■ Supplied entries:

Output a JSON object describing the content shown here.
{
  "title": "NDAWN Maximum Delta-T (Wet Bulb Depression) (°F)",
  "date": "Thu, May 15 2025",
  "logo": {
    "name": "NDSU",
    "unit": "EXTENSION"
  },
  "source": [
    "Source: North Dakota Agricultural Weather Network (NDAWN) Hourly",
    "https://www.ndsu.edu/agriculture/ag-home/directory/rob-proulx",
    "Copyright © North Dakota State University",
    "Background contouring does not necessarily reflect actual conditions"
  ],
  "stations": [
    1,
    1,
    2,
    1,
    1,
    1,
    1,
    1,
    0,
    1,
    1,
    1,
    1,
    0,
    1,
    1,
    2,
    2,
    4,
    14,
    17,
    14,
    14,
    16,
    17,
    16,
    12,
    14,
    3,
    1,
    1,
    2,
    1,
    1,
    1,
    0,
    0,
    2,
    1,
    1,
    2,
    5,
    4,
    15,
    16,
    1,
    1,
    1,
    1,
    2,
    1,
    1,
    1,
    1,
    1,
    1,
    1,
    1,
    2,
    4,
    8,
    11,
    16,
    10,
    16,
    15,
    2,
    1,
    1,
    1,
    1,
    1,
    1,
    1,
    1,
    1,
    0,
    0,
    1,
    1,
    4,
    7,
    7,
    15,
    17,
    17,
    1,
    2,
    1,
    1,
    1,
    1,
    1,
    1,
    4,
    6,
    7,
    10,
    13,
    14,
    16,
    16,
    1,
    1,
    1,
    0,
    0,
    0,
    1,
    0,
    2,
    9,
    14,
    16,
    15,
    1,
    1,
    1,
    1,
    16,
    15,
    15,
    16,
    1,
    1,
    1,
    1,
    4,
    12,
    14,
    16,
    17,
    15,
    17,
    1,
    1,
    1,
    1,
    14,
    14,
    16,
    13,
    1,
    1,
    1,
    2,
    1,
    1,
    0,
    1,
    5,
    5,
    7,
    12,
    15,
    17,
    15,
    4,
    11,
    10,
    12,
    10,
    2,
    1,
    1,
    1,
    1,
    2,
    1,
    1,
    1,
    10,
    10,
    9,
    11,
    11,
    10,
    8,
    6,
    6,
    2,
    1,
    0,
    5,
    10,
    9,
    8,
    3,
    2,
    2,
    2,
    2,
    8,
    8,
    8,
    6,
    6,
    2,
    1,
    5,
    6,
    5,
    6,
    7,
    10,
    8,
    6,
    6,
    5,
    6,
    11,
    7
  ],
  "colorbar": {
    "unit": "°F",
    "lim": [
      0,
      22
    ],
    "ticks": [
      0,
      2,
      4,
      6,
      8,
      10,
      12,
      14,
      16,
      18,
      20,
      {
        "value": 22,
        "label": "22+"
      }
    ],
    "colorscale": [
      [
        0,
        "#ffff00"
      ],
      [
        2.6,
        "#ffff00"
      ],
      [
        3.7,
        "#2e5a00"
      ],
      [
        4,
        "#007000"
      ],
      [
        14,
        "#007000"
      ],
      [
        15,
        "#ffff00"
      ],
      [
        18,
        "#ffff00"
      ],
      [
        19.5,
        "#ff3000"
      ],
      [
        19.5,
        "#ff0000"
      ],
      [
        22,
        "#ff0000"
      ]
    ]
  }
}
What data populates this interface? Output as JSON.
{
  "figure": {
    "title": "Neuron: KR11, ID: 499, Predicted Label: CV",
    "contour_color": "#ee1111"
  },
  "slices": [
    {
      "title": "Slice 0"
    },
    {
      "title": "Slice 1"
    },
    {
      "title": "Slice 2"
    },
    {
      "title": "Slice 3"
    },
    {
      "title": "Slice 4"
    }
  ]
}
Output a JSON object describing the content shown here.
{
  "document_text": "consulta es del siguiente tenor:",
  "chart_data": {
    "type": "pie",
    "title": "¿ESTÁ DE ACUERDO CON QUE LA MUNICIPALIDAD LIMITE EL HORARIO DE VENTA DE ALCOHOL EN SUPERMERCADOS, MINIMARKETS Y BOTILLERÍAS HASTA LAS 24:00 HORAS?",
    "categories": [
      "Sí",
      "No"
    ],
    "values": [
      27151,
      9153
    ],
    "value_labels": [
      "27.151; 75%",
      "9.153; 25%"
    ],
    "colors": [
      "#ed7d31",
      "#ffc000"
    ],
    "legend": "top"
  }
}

■ What the task asks: Reproduce each line verbatim.

■ Right answer:
Output a JSON object describing the content shown here.
{
  "title": "NDAWN Maximum Delta-T (Wet Bulb Depression) (°F)",
  "date": "Thu, May 15 2025",
  "logo": {
    "name": "NDSU",
    "unit": "EXTENSION"
  },
  "source": [
    "Source: North Dakota Agricultural Weather Network (NDAWN) Hourly",
    "https://www.ndsu.edu/agriculture/ag-home/directory/rob-proulx",
    "Copyright © North Dakota State University",
    "Background contouring does not necessarily reflect actual conditions"
  ],
  "stations": [
    1,
    1,
    2,
    1,
    1,
    1,
    1,
    1,
    0,
    1,
    1,
    1,
    1,
    0,
    1,
    1,
    2,
    2,
    4,
    14,
    17,
    14,
    14,
    16,
    17,
    16,
    12,
    14,
    3,
    1,
    1,
    2,
    1,
    1,
    1,
    0,
    0,
    2,
    1,
    1,
    2,
    5,
    4,
    15,
    16,
    1,
    1,
    1,
    1,
    2,
    1,
    1,
    1,
    1,
    1,
    1,
    1,
    1,
    2,
    4,
    8,
    11,
    16,
    10,
    16,
    15,
    2,
    1,
    1,
    1,
    1,
    1,
    1,
    1,
    1,
    1,
    0,
    0,
    1,
    1,
    4,
    7,
    7,
    15,
    17,
    17,
    1,
    2,
    1,
    1,
    1,
    1,
    1,
    1,
    4,
    6,
    7,
    10,
    13,
    14,
    16,
    16,
    1,
    1,
    1,
    0,
    0,
    0,
    1,
    0,
    2,
    9,
    14,
    16,
    15,
    1,
    1,
    1,
    1,
    16,
    15,
    15,
    16,
    1,
    1,
    1,
    1,
    4,
    12,
    14,
    16,
    17,
    15,
    17,
    1,
    1,
    1,
    1,
    14,
    14,
    16,
    13,
    1,
    1,
    1,
    2,
    1,
    1,
    0,
    1,
    5,
    5,
    7,
    12,
    15,
    17,
    15,
    4,
    11,
    10,
    12,
    10,
    2,
    1,
    1,
    1,
    1,
    2,
    1,
    1,
    1,
    10,
    10,
    9,
    11,
    11,
    10,
    8,
    6,
    6,
    2,
    1,
    0,
    5,
    10,
    9,
    8,
    3,
    2,
    2,
    2,
    2,
    8,
    8,
    8,
    6,
    6,
    2,
    1,
    5,
    6,
    5,
    6,
    7,
    10,
    8,
    6,
    6,
    5,
    6,
    11,
    7
  ],
  "colorbar": {
    "unit": "°F",
    "lim": [
      0,
      22
    ],
    "ticks": [
      0,
      2,
      4,
      6,
      8,
      10,
      12,
      14,
      16,
      18,
      20,
      {
        "value": 22,
        "label": "22+"
      }
    ],
    "colorscale": [
      [
        0,
        "#ffff00"
      ],
      [
        2.6,
        "#ffff00"
      ],
      [
        3.7,
        "#2e5a00"
      ],
      [
        4,
        "#007000"
      ],
      [
        14,
        "#007000"
      ],
      [
        15,
        "#ffff00"
      ],
      [
        18,
        "#ffff00"
      ],
      [
        19.5,
        "#ff3000"
      ],
      [
        19.5,
        "#ff0000"
      ],
      [
        22,
        "#ff0000"
      ]
    ]
  }
}
What data populates this interface? Output as JSON.
{
  "figure": {
    "title": "Neuron: KR11, ID: 499, Predicted Label: CV",
    "contour_color": "#ee1111"
  },
  "slices": [
    {
      "title": "Slice 0"
    },
    {
      "title": "Slice 1"
    },
    {
      "title": "Slice 2"
    },
    {
      "title": "Slice 3"
    },
    {
      "title": "Slice 4"
    }
  ]
}
Output a JSON object describing the content shown here.
{
  "document_text": "consulta es del siguiente tenor:",
  "chart_data": {
    "type": "pie",
    "title": "¿ESTÁ DE ACUERDO CON QUE LA MUNICIPALIDAD LIMITE EL HORARIO DE VENTA DE ALCOHOL EN SUPERMERCADOS, MINIMARKETS Y BOTILLERÍAS HASTA LAS 24:00 HORAS?",
    "categories": [
      "Sí",
      "No"
    ],
    "values": [
      27151,
      9153
    ],
    "value_labels": [
      "27.151; 75%",
      "9.153; 25%"
    ],
    "colors": [
      "#ed7d31",
      "#ffc000"
    ],
    "legend": "top"
  }
}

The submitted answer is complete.